=== Records for the exercise ===

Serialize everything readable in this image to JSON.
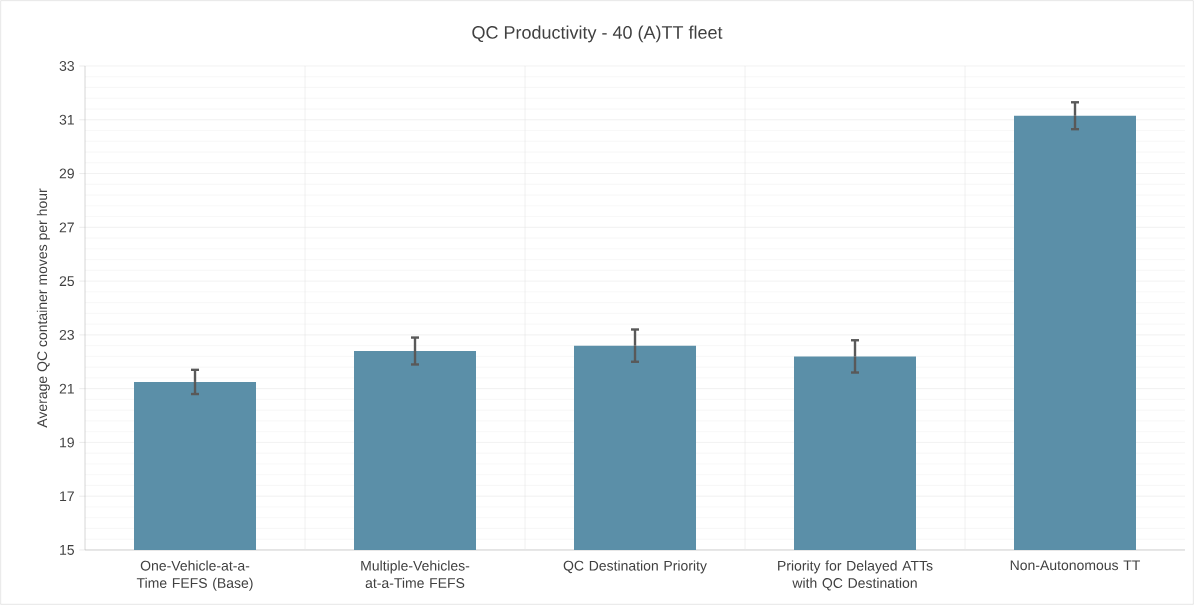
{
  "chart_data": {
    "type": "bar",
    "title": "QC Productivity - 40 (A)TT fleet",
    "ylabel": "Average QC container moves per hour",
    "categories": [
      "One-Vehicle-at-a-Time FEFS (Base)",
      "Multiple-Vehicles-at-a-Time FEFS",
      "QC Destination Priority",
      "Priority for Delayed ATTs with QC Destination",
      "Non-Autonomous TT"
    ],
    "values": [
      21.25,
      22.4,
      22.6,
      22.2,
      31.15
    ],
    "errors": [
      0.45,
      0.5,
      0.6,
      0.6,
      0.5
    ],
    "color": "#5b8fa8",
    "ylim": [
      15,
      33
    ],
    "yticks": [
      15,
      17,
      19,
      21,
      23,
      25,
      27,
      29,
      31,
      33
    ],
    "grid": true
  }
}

===
=== Records for the exercise ===

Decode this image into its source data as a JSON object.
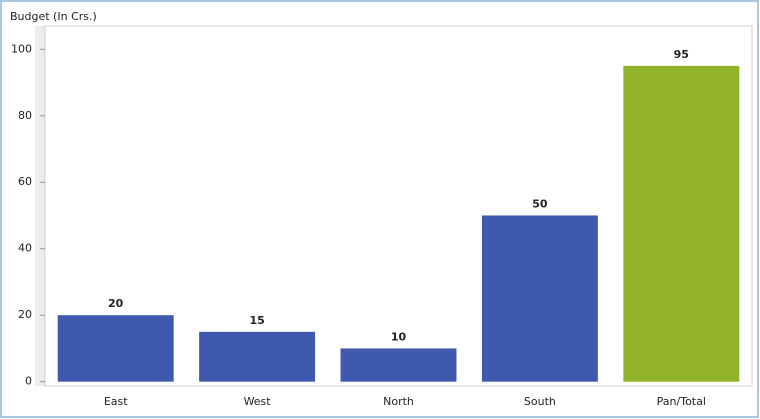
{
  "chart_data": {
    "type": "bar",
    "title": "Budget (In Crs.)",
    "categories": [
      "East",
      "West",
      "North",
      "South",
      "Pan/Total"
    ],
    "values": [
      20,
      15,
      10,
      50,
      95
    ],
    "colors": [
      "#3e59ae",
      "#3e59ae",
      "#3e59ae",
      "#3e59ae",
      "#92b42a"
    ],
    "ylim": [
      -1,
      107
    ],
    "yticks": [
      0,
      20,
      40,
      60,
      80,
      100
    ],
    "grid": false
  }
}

===

→ Written task
Tally the lines of the listing above that include the word "title". Answer with the number alone.

→ Exercise solution
2